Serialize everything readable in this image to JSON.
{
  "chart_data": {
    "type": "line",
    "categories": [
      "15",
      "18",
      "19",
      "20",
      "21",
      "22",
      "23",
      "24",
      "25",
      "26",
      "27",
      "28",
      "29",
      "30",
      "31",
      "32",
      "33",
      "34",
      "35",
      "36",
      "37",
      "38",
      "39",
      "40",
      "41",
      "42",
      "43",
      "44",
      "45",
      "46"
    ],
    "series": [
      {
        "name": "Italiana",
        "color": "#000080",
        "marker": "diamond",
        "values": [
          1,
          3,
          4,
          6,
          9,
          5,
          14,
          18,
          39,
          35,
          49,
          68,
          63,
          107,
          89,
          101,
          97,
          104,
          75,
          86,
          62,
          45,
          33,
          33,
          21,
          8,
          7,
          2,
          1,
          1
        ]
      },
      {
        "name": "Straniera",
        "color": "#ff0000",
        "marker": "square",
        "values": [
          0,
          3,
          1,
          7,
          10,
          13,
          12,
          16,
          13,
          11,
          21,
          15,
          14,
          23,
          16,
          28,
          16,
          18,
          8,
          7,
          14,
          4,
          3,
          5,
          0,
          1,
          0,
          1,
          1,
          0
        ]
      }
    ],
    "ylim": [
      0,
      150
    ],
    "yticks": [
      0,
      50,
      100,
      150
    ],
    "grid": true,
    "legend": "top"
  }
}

####################

Task details. Every entry should be printed again exactly as it stands.

Task answer.
Serialize everything readable in this image to JSON.
{
  "chart_data": {
    "type": "line",
    "categories": [
      "15",
      "18",
      "19",
      "20",
      "21",
      "22",
      "23",
      "24",
      "25",
      "26",
      "27",
      "28",
      "29",
      "30",
      "31",
      "32",
      "33",
      "34",
      "35",
      "36",
      "37",
      "38",
      "39",
      "40",
      "41",
      "42",
      "43",
      "44",
      "45",
      "46"
    ],
    "series": [
      {
        "name": "Italiana",
        "color": "#000080",
        "marker": "diamond",
        "values": [
          1,
          3,
          4,
          6,
          9,
          5,
          14,
          18,
          39,
          35,
          49,
          68,
          63,
          107,
          89,
          101,
          97,
          104,
          75,
          86,
          62,
          45,
          33,
          33,
          21,
          8,
          7,
          2,
          1,
          1
        ]
      },
      {
        "name": "Straniera",
        "color": "#ff0000",
        "marker": "square",
        "values": [
          0,
          3,
          1,
          7,
          10,
          13,
          12,
          16,
          13,
          11,
          21,
          15,
          14,
          23,
          16,
          28,
          16,
          18,
          8,
          7,
          14,
          4,
          3,
          5,
          0,
          1,
          0,
          1,
          1,
          0
        ]
      }
    ],
    "ylim": [
      0,
      150
    ],
    "yticks": [
      0,
      50,
      100,
      150
    ],
    "grid": true,
    "legend": "top"
  }
}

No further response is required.